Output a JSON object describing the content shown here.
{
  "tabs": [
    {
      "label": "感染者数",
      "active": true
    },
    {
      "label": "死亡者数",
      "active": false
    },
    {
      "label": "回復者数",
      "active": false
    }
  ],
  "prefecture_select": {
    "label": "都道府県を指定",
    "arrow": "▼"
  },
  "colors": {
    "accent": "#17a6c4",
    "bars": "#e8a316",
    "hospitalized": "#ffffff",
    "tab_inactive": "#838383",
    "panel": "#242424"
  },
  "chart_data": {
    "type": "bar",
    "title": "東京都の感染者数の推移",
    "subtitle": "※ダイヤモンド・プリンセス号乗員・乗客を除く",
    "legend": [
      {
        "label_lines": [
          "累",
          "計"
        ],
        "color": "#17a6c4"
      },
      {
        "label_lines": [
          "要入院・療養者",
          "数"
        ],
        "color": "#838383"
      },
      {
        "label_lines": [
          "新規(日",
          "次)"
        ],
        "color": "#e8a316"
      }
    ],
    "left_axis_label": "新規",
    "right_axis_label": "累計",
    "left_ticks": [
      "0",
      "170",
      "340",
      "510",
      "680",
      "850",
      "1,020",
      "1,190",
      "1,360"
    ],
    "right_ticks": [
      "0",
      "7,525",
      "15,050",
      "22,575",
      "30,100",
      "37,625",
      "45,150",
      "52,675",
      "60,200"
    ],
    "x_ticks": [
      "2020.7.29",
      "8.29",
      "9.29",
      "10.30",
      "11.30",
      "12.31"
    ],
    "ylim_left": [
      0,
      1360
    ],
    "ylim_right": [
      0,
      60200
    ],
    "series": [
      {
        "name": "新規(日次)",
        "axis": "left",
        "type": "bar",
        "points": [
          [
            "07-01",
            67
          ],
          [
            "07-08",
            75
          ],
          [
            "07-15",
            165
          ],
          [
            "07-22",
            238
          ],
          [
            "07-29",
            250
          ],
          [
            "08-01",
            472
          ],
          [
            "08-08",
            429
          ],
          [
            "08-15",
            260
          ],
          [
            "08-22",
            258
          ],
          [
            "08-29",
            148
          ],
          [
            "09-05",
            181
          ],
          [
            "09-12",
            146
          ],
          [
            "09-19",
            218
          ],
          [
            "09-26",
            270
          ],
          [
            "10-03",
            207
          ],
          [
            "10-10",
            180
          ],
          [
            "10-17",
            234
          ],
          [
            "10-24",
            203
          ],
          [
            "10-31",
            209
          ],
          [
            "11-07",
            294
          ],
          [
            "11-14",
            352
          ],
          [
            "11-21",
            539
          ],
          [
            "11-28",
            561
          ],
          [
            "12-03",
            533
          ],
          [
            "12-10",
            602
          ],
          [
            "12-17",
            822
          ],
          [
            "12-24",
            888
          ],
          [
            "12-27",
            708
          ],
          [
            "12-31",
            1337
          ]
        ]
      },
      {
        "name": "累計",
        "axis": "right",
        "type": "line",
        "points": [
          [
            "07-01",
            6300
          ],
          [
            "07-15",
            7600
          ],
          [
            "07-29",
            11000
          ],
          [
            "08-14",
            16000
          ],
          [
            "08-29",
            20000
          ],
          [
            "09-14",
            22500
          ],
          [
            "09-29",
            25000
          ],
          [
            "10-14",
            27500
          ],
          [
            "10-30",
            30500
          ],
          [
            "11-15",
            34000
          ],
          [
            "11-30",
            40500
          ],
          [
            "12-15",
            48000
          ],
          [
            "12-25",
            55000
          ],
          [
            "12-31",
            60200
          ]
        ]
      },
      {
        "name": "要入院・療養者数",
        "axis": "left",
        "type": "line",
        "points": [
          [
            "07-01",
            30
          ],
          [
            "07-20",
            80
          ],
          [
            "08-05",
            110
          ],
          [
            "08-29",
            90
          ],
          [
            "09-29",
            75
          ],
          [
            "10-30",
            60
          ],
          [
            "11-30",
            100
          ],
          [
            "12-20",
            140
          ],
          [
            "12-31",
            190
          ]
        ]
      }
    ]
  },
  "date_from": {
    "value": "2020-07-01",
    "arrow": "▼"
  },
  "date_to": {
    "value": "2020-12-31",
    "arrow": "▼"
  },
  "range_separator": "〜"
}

WHAT TO WORK ON
Repeat every entry word for word.

THE SOLUTION
Output a JSON object describing the content shown here.
{
  "tabs": [
    {
      "label": "感染者数",
      "active": true
    },
    {
      "label": "死亡者数",
      "active": false
    },
    {
      "label": "回復者数",
      "active": false
    }
  ],
  "prefecture_select": {
    "label": "都道府県を指定",
    "arrow": "▼"
  },
  "colors": {
    "accent": "#17a6c4",
    "bars": "#e8a316",
    "hospitalized": "#ffffff",
    "tab_inactive": "#838383",
    "panel": "#242424"
  },
  "chart_data": {
    "type": "bar",
    "title": "東京都の感染者数の推移",
    "subtitle": "※ダイヤモンド・プリンセス号乗員・乗客を除く",
    "legend": [
      {
        "label_lines": [
          "累",
          "計"
        ],
        "color": "#17a6c4"
      },
      {
        "label_lines": [
          "要入院・療養者",
          "数"
        ],
        "color": "#838383"
      },
      {
        "label_lines": [
          "新規(日",
          "次)"
        ],
        "color": "#e8a316"
      }
    ],
    "left_axis_label": "新規",
    "right_axis_label": "累計",
    "left_ticks": [
      "0",
      "170",
      "340",
      "510",
      "680",
      "850",
      "1,020",
      "1,190",
      "1,360"
    ],
    "right_ticks": [
      "0",
      "7,525",
      "15,050",
      "22,575",
      "30,100",
      "37,625",
      "45,150",
      "52,675",
      "60,200"
    ],
    "x_ticks": [
      "2020.7.29",
      "8.29",
      "9.29",
      "10.30",
      "11.30",
      "12.31"
    ],
    "ylim_left": [
      0,
      1360
    ],
    "ylim_right": [
      0,
      60200
    ],
    "series": [
      {
        "name": "新規(日次)",
        "axis": "left",
        "type": "bar",
        "points": [
          [
            "07-01",
            67
          ],
          [
            "07-08",
            75
          ],
          [
            "07-15",
            165
          ],
          [
            "07-22",
            238
          ],
          [
            "07-29",
            250
          ],
          [
            "08-01",
            472
          ],
          [
            "08-08",
            429
          ],
          [
            "08-15",
            260
          ],
          [
            "08-22",
            258
          ],
          [
            "08-29",
            148
          ],
          [
            "09-05",
            181
          ],
          [
            "09-12",
            146
          ],
          [
            "09-19",
            218
          ],
          [
            "09-26",
            270
          ],
          [
            "10-03",
            207
          ],
          [
            "10-10",
            180
          ],
          [
            "10-17",
            234
          ],
          [
            "10-24",
            203
          ],
          [
            "10-31",
            209
          ],
          [
            "11-07",
            294
          ],
          [
            "11-14",
            352
          ],
          [
            "11-21",
            539
          ],
          [
            "11-28",
            561
          ],
          [
            "12-03",
            533
          ],
          [
            "12-10",
            602
          ],
          [
            "12-17",
            822
          ],
          [
            "12-24",
            888
          ],
          [
            "12-27",
            708
          ],
          [
            "12-31",
            1337
          ]
        ]
      },
      {
        "name": "累計",
        "axis": "right",
        "type": "line",
        "points": [
          [
            "07-01",
            6300
          ],
          [
            "07-15",
            7600
          ],
          [
            "07-29",
            11000
          ],
          [
            "08-14",
            16000
          ],
          [
            "08-29",
            20000
          ],
          [
            "09-14",
            22500
          ],
          [
            "09-29",
            25000
          ],
          [
            "10-14",
            27500
          ],
          [
            "10-30",
            30500
          ],
          [
            "11-15",
            34000
          ],
          [
            "11-30",
            40500
          ],
          [
            "12-15",
            48000
          ],
          [
            "12-25",
            55000
          ],
          [
            "12-31",
            60200
          ]
        ]
      },
      {
        "name": "要入院・療養者数",
        "axis": "left",
        "type": "line",
        "points": [
          [
            "07-01",
            30
          ],
          [
            "07-20",
            80
          ],
          [
            "08-05",
            110
          ],
          [
            "08-29",
            90
          ],
          [
            "09-29",
            75
          ],
          [
            "10-30",
            60
          ],
          [
            "11-30",
            100
          ],
          [
            "12-20",
            140
          ],
          [
            "12-31",
            190
          ]
        ]
      }
    ]
  },
  "date_from": {
    "value": "2020-07-01",
    "arrow": "▼"
  },
  "date_to": {
    "value": "2020-12-31",
    "arrow": "▼"
  },
  "range_separator": "〜"
}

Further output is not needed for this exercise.